_Problem requirements:_ Count how many lines of the data include "было". The answer is that number and nothing else.
== Provided material ==
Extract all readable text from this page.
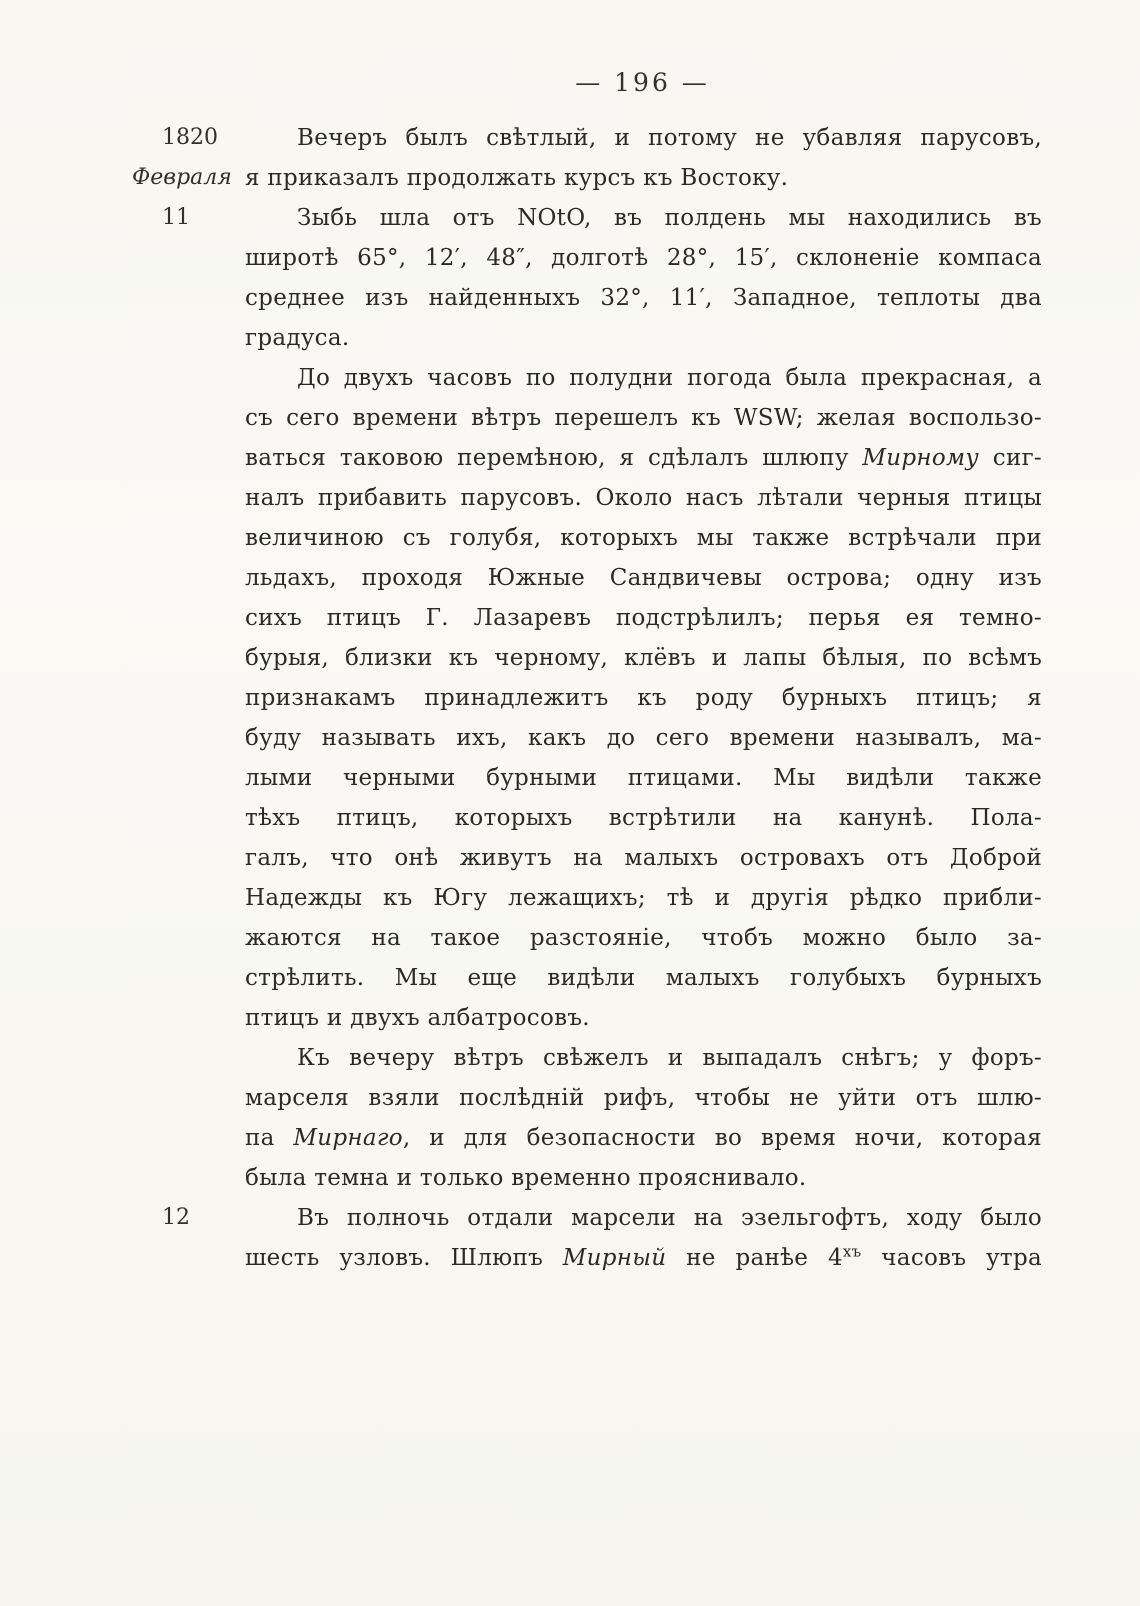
— 196 —
1820
Февраля
Вечеръ былъ свѣтлый, и потому не убавляя парусовъ,
я приказалъ продолжать курсъ къ Востоку.
11	Зыбь шла отъ NOtO, въ полдень мы находились въ
широтѣ 65°, 12′, 48″, долготѣ 28°, 15′, склоненіе компаса
среднее изъ найденныхъ 32°, 11′, Западное, теплоты два
градуса.
До двухъ часовъ по полудни погода была прекрасная, а
съ сего времени вѣтръ перешелъ къ WSW; желая воспользо-
ваться таковою перемѣною, я сдѣлалъ шлюпу Мирному сиг-
налъ прибавить парусовъ. Около насъ лѣтали черныя птицы
величиною съ голубя, которыхъ мы также встрѣчали при
льдахъ, проходя Южные Сандвичевы острова; одну изъ
сихъ птицъ Г. Лазаревъ подстрѣлилъ; перья ея темно-
бурыя, близки къ черному, клёвъ и лапы бѣлыя, по всѣмъ
признакамъ принадлежитъ къ роду бурныхъ птицъ; я
буду называть ихъ, какъ до сего времени называлъ, ма-
лыми черными бурными птицами. Мы видѣли также
тѣхъ птицъ, которыхъ встрѣтили на канунѣ. Пола-
галъ, что онѣ живутъ на малыхъ островахъ отъ Доброй
Надежды къ Югу лежащихъ; тѣ и другія рѣдко прибли-
жаются на такое разстояніе, чтобъ можно было за-
стрѣлить. Мы еще видѣли малыхъ голубыхъ бурныхъ
птицъ и двухъ албатросовъ.
Къ вечеру вѣтръ свѣжелъ и выпадалъ снѣгъ; у форъ-
марселя взяли послѣдній рифъ, чтобы не уйти отъ шлю-
па Мирнаго, и для безопасности во время ночи, которая
была темна и только временно прояснивало.
12	Въ полночь отдали марсели на эзельгофтъ, ходу было
шесть узловъ. Шлюпъ Мирный не ранѣе $4^{хъ}$ часовъ утра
===
_Result of this exercise:_ 2